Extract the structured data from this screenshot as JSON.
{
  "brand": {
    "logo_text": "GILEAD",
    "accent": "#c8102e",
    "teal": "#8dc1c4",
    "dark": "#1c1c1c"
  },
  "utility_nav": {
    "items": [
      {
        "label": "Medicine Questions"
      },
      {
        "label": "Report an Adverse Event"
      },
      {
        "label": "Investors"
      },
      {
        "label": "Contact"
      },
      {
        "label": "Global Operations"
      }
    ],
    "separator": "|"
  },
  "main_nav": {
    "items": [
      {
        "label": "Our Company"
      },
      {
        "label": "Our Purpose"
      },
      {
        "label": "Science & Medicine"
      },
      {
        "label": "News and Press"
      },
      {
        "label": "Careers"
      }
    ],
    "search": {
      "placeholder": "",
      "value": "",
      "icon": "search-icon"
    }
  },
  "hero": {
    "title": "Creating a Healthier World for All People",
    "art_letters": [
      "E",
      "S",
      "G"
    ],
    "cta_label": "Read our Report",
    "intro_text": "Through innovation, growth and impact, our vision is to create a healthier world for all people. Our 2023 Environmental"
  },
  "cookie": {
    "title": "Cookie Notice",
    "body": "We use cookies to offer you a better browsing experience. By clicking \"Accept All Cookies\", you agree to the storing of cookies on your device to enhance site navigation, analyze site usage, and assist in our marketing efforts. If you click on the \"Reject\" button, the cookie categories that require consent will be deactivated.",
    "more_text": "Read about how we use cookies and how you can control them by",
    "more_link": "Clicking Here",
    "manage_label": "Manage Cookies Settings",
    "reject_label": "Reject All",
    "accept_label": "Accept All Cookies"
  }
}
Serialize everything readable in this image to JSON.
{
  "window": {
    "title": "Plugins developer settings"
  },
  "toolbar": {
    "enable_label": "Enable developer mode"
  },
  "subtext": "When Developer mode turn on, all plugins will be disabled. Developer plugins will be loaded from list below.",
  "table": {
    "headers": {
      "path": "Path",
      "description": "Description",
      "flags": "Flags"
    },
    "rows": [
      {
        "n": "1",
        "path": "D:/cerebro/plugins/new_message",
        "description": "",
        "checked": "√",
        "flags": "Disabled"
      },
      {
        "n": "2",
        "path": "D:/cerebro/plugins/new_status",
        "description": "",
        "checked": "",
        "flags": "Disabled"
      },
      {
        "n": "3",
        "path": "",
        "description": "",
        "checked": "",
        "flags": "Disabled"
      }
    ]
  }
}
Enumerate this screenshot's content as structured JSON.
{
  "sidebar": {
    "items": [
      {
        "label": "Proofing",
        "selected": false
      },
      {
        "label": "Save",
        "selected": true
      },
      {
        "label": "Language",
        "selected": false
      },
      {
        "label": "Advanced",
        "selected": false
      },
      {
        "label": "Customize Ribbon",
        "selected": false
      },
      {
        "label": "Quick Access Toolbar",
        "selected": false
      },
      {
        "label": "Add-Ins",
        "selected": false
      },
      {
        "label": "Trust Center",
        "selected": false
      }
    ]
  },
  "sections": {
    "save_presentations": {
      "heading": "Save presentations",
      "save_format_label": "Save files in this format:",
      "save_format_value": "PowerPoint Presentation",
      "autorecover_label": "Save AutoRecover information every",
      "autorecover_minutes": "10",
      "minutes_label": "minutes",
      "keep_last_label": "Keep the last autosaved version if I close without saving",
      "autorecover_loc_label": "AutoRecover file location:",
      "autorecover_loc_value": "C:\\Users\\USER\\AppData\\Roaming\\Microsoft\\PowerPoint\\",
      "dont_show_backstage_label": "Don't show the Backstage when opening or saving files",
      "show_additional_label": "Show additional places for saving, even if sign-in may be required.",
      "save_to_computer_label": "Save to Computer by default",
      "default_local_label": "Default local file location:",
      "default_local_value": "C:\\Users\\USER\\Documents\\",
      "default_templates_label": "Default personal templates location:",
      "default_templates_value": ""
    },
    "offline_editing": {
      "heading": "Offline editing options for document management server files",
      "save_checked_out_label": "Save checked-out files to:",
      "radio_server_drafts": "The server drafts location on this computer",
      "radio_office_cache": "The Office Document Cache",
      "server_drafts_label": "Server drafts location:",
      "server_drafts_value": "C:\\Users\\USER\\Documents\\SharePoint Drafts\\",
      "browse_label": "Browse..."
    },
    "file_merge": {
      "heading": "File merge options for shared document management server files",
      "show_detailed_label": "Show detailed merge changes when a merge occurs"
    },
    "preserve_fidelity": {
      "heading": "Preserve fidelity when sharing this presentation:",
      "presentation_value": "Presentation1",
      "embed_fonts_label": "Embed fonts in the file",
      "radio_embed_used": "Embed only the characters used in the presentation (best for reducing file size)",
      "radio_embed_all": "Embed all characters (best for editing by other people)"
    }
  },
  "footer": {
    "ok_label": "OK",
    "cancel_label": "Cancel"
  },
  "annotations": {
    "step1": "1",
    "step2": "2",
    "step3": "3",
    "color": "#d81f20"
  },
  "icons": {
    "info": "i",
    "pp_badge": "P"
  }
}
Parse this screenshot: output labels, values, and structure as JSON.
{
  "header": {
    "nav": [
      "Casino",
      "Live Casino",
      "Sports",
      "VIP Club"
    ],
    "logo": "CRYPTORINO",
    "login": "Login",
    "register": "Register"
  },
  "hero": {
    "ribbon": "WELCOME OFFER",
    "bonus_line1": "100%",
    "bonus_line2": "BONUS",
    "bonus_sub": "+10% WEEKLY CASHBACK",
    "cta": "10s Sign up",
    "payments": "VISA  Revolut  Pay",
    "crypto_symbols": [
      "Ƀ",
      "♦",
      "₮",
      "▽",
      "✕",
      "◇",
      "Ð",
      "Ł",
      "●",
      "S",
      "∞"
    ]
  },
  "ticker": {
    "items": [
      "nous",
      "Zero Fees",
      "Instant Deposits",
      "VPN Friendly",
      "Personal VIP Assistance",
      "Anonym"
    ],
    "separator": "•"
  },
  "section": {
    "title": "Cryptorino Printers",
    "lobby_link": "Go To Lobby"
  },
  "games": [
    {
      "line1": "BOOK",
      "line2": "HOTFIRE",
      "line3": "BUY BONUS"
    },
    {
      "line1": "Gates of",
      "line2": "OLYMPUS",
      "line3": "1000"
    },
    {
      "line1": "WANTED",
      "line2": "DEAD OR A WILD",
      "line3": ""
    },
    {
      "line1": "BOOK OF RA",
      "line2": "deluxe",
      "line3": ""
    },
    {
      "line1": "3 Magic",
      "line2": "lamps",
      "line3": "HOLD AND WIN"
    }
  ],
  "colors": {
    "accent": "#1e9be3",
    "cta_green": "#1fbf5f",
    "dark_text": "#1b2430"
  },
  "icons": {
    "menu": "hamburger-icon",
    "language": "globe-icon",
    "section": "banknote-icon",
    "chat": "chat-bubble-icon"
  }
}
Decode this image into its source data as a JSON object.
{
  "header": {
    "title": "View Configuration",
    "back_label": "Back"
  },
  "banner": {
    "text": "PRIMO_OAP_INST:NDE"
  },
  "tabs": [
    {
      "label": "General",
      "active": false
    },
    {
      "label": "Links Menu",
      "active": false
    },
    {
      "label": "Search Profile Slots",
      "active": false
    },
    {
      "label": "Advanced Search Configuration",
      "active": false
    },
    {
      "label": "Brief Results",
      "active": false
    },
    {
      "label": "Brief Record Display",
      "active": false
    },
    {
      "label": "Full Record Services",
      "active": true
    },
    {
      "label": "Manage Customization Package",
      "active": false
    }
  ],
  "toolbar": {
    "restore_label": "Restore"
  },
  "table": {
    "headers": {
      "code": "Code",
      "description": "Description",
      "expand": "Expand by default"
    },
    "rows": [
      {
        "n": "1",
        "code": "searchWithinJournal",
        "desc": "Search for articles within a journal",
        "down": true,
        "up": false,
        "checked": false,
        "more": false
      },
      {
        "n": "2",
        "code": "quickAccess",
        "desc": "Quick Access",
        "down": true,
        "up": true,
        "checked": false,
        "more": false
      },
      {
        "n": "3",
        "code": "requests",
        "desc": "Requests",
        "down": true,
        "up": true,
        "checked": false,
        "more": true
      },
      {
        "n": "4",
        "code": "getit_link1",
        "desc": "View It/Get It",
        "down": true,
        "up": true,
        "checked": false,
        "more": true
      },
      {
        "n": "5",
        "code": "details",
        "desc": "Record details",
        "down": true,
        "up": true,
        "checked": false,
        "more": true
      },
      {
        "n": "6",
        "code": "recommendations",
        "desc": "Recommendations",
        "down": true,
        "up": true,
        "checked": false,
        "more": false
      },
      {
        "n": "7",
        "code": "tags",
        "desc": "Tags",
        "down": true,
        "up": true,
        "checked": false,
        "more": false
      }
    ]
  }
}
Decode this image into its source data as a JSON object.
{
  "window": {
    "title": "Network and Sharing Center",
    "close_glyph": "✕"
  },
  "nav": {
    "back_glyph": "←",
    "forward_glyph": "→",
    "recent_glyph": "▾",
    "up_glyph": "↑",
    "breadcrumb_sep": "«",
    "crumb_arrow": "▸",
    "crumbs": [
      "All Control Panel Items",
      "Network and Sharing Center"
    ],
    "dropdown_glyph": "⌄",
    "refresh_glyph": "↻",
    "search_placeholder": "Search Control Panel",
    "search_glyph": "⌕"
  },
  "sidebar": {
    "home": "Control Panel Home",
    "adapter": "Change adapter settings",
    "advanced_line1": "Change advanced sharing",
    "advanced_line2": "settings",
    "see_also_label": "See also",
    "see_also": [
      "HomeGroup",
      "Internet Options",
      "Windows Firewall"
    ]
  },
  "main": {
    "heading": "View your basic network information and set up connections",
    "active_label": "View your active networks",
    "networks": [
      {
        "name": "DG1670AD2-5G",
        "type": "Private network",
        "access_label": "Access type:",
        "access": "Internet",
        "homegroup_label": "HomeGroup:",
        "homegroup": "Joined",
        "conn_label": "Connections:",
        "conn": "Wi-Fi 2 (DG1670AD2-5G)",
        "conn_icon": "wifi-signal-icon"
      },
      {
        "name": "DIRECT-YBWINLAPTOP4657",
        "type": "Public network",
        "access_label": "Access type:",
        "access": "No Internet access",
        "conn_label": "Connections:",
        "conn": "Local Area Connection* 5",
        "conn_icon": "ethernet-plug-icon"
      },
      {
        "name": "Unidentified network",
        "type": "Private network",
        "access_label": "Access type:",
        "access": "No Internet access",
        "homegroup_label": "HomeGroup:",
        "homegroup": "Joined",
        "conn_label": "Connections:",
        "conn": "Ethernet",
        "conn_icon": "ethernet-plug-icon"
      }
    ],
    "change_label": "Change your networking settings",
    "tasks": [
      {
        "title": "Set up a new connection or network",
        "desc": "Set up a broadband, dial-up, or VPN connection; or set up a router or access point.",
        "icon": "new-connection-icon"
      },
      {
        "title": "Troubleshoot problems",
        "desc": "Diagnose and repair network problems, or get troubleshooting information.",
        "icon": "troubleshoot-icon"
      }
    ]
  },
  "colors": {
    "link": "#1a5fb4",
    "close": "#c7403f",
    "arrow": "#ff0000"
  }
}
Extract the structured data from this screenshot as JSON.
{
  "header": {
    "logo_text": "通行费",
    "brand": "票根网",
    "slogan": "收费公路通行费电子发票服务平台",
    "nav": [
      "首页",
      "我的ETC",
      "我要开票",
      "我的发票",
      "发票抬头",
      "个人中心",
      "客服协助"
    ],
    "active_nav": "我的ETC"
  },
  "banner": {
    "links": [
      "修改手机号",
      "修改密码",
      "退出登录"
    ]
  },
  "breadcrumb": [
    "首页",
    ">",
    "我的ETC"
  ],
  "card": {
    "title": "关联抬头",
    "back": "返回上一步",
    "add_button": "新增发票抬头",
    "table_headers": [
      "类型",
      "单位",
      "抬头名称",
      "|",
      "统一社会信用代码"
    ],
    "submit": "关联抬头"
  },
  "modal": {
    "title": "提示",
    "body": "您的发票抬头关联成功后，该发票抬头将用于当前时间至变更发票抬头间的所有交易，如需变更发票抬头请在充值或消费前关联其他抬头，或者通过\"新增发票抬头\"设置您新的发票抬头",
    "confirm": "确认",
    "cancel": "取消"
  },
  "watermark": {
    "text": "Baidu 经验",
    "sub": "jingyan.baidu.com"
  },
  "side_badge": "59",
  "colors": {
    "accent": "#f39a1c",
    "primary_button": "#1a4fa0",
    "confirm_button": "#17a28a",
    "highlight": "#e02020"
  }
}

**Given problem:**
Search the lines for the string "path" and copy every line that has it.

**Task response:**
      "path": "Path",
        "path": "D:/cerebro/plugins/new_message",
        "path": "D:/cerebro/plugins/new_status",
        "path": "",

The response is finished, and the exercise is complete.